*SOURCE MATERIAL*:
● ● ● ● ●

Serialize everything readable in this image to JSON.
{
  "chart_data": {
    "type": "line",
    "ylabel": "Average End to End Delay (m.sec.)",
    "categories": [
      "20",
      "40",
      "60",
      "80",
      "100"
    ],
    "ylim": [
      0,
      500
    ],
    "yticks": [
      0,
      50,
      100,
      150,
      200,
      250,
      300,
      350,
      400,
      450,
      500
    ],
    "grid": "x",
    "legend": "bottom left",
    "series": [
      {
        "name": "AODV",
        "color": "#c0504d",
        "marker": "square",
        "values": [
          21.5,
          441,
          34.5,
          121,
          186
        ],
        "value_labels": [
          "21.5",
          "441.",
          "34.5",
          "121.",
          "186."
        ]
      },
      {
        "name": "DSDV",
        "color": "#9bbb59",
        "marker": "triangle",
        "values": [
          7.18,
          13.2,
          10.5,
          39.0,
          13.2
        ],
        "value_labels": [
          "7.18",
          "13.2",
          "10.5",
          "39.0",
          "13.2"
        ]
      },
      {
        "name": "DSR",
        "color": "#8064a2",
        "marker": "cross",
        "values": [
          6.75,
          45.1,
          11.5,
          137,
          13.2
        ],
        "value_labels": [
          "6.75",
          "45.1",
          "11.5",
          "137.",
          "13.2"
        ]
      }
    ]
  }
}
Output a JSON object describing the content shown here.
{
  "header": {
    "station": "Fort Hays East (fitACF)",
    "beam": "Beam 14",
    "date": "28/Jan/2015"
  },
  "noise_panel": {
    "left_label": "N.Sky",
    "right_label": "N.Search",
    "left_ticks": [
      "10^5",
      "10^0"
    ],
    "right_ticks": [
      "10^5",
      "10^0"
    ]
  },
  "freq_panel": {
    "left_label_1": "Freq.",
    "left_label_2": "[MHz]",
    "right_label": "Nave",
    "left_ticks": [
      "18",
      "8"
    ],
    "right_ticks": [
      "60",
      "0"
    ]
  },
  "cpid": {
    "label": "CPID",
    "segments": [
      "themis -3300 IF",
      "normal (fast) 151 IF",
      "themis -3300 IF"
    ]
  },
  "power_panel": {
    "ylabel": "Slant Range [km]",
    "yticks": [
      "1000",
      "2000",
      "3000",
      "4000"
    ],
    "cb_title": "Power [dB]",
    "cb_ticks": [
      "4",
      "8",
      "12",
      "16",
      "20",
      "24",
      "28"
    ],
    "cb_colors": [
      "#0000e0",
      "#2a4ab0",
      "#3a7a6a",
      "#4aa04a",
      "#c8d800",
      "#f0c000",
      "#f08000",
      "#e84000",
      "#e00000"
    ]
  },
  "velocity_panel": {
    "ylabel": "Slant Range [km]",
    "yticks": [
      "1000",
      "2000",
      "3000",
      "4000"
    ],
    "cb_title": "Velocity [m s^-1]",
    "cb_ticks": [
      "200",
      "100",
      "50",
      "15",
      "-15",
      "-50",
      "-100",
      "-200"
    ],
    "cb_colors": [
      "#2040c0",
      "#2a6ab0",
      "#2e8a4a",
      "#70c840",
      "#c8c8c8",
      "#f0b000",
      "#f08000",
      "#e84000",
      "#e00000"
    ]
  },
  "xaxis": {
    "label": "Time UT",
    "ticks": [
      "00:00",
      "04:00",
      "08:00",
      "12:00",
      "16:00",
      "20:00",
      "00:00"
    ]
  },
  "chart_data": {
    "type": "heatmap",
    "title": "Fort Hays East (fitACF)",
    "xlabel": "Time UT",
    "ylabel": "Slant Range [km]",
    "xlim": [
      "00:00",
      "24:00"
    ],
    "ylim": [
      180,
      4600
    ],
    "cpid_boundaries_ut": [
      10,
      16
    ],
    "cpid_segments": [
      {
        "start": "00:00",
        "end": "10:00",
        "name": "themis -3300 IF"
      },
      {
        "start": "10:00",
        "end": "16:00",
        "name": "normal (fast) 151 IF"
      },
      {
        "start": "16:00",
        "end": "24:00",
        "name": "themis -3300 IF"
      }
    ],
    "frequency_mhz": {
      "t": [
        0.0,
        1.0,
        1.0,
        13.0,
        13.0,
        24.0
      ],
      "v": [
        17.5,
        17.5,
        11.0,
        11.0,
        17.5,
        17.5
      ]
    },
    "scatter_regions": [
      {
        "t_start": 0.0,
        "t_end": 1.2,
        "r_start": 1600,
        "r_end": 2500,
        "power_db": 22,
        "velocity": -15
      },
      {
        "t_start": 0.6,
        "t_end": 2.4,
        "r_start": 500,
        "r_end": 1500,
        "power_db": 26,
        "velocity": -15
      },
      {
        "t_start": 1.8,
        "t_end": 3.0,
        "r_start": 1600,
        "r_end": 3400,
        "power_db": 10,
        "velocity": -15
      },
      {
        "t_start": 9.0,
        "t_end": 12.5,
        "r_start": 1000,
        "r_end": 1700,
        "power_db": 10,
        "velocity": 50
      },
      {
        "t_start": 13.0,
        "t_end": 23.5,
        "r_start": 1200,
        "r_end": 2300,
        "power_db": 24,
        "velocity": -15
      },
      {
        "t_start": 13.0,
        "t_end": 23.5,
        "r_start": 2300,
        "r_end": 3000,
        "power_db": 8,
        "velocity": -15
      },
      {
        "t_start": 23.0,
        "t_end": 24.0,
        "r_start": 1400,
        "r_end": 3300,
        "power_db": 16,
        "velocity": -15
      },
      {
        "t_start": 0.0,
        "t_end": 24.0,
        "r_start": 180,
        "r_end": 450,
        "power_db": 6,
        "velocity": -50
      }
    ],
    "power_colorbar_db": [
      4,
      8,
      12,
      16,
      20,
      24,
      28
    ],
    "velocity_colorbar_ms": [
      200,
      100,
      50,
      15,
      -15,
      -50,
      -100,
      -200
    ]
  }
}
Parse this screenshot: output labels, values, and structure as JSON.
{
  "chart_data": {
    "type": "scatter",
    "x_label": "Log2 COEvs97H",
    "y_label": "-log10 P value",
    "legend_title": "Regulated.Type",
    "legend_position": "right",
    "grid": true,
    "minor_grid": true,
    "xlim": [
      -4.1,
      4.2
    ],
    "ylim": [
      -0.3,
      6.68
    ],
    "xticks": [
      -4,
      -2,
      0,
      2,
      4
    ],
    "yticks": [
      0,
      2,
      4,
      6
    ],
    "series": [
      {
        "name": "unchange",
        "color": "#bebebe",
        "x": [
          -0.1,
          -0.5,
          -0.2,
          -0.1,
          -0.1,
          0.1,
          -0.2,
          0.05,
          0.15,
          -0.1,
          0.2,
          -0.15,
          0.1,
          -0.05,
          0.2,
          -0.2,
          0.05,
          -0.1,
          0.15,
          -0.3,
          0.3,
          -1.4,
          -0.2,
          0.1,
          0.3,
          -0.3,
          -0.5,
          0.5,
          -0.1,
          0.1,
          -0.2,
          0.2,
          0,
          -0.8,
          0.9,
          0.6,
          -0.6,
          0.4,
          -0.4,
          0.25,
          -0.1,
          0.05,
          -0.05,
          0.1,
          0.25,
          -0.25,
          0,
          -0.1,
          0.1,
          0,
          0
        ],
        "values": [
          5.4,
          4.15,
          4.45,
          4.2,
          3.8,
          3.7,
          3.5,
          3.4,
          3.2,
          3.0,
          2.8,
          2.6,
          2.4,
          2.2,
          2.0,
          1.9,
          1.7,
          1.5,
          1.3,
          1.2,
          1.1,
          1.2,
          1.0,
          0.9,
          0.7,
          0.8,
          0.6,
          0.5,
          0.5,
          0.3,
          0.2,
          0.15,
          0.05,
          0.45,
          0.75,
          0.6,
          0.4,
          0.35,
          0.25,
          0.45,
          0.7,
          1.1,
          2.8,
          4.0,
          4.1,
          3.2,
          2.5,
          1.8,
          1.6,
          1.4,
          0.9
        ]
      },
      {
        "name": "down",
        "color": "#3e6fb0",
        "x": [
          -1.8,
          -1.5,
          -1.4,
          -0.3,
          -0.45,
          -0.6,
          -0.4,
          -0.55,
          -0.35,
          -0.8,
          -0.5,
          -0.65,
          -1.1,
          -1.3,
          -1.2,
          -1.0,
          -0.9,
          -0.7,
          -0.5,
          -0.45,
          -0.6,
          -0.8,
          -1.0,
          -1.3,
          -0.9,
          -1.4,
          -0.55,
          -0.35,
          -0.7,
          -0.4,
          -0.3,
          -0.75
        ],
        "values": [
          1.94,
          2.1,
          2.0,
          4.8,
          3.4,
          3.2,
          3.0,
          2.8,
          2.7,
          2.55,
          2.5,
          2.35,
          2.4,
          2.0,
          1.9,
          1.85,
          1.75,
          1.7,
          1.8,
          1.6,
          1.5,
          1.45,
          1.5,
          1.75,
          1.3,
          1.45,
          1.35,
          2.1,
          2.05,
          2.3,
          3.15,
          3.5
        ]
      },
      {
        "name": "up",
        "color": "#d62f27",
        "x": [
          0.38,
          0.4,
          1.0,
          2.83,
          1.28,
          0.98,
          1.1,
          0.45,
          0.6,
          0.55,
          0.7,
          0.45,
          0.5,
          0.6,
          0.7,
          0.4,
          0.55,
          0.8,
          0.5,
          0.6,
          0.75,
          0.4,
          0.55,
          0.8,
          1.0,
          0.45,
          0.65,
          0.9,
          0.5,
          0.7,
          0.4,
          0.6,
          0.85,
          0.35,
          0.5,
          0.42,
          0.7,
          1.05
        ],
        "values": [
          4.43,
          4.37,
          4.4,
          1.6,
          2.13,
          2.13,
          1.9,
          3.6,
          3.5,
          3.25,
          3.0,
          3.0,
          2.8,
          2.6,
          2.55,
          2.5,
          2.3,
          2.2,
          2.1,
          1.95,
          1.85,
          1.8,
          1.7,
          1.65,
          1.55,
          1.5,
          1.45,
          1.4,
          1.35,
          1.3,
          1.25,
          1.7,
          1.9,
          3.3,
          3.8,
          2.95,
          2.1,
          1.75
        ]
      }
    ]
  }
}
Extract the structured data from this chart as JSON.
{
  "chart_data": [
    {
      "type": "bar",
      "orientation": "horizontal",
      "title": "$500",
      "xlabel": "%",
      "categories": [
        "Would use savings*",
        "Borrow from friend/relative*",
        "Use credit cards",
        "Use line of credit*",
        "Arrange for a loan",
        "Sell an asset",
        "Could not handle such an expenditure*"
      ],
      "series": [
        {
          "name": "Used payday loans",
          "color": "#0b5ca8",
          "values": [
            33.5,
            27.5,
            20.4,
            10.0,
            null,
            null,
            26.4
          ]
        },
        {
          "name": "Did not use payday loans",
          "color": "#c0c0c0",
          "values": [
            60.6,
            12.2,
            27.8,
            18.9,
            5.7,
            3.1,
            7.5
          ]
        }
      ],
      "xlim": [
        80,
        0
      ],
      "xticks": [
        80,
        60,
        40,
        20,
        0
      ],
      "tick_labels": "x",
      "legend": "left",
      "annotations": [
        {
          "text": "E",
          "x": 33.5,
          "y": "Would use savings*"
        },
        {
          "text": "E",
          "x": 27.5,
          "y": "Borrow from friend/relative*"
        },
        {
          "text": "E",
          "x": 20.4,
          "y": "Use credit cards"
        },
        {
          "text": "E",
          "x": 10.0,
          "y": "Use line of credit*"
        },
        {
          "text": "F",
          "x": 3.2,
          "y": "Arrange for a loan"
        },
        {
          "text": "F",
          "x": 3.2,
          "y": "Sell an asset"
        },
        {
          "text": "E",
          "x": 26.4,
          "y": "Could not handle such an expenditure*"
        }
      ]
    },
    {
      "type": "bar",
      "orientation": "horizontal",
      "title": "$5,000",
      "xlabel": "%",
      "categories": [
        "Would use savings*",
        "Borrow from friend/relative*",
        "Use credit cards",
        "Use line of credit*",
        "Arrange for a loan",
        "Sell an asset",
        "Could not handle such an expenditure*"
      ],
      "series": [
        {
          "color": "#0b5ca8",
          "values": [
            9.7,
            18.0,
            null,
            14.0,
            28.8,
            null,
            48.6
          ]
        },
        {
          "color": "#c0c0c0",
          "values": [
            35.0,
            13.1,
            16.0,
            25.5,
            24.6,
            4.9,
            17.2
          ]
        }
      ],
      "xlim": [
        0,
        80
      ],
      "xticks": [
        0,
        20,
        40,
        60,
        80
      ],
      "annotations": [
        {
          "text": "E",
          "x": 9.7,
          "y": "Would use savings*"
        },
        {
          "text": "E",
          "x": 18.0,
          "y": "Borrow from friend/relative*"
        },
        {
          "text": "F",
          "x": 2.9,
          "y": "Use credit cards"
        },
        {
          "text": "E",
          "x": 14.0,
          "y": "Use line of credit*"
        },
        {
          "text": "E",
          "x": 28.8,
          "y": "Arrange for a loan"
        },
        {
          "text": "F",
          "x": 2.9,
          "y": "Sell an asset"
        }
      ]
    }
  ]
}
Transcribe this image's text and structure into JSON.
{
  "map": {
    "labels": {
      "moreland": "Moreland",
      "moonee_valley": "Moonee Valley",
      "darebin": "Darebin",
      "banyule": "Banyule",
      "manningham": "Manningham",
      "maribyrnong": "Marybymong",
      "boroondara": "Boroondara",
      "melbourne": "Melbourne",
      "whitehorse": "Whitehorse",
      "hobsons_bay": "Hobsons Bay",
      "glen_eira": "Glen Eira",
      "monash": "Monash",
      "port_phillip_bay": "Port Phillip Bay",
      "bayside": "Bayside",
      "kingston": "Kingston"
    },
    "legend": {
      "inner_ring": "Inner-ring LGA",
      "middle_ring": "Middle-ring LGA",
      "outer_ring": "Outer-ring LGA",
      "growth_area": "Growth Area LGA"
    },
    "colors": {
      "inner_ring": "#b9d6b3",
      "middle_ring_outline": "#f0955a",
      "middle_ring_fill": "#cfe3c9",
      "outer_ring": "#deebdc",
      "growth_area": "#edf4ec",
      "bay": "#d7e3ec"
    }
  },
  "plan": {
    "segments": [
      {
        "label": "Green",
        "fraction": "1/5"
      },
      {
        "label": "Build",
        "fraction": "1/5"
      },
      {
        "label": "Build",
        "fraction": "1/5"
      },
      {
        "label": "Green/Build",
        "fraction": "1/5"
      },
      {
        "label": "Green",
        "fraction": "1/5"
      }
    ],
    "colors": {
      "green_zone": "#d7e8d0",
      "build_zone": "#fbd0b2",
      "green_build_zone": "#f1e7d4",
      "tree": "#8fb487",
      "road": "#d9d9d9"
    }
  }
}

● ● ● ● ●

*PROBLEM TO WORK ON*:
In the listing above, find the line with "Transcribe this image's" and set down that line and all after it exactly, through the final line.

*THE SOLUTION*:
Transcribe this image's text and structure into JSON.
{
  "map": {
    "labels": {
      "moreland": "Moreland",
      "moonee_valley": "Moonee Valley",
      "darebin": "Darebin",
      "banyule": "Banyule",
      "manningham": "Manningham",
      "maribyrnong": "Marybymong",
      "boroondara": "Boroondara",
      "melbourne": "Melbourne",
      "whitehorse": "Whitehorse",
      "hobsons_bay": "Hobsons Bay",
      "glen_eira": "Glen Eira",
      "monash": "Monash",
      "port_phillip_bay": "Port Phillip Bay",
      "bayside": "Bayside",
      "kingston": "Kingston"
    },
    "legend": {
      "inner_ring": "Inner-ring LGA",
      "middle_ring": "Middle-ring LGA",
      "outer_ring": "Outer-ring LGA",
      "growth_area": "Growth Area LGA"
    },
    "colors": {
      "inner_ring": "#b9d6b3",
      "middle_ring_outline": "#f0955a",
      "middle_ring_fill": "#cfe3c9",
      "outer_ring": "#deebdc",
      "growth_area": "#edf4ec",
      "bay": "#d7e3ec"
    }
  },
  "plan": {
    "segments": [
      {
        "label": "Green",
        "fraction": "1/5"
      },
      {
        "label": "Build",
        "fraction": "1/5"
      },
      {
        "label": "Build",
        "fraction": "1/5"
      },
      {
        "label": "Green/Build",
        "fraction": "1/5"
      },
      {
        "label": "Green",
        "fraction": "1/5"
      }
    ],
    "colors": {
      "green_zone": "#d7e8d0",
      "build_zone": "#fbd0b2",
      "green_build_zone": "#f1e7d4",
      "tree": "#8fb487",
      "road": "#d9d9d9"
    }
  }
}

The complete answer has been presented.